▸ Problem statement: Go through the entries below and collect each line with the string "Павловск" in it.

Dataset items
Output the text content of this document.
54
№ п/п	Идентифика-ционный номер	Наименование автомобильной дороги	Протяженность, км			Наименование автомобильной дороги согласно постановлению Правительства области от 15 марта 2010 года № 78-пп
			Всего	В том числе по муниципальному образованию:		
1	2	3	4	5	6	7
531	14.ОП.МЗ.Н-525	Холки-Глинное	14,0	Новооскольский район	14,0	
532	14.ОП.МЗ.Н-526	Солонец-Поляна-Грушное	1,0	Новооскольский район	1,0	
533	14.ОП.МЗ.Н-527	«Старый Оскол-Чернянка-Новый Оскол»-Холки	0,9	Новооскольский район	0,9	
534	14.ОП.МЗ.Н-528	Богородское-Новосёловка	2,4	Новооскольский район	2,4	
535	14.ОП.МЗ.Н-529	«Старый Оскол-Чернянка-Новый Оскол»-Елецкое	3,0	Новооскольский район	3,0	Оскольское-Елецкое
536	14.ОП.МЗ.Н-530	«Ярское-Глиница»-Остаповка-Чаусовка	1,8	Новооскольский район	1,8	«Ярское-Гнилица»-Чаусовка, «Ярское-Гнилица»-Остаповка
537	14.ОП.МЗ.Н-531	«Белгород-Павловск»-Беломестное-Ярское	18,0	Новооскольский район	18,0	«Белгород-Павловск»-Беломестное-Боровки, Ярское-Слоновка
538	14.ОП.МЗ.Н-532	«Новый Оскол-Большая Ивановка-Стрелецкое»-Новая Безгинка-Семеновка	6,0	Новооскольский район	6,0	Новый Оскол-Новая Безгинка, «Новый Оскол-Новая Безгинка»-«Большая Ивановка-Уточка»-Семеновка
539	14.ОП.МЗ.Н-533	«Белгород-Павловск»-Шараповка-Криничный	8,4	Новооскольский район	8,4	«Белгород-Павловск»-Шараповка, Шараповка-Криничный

▸ Written response:
537	14.ОП.МЗ.Н-531	«Белгород-Павловск»-Беломестное-Ярское	18,0	Новооскольский район	18,0	«Белгород-Павловск»-Беломестное-Боровки, Ярское-Слоновка
539	14.ОП.МЗ.Н-533	«Белгород-Павловск»-Шараповка-Криничный	8,4	Новооскольский район	8,4	«Белгород-Павловск»-Шараповка, Шараповка-Криничный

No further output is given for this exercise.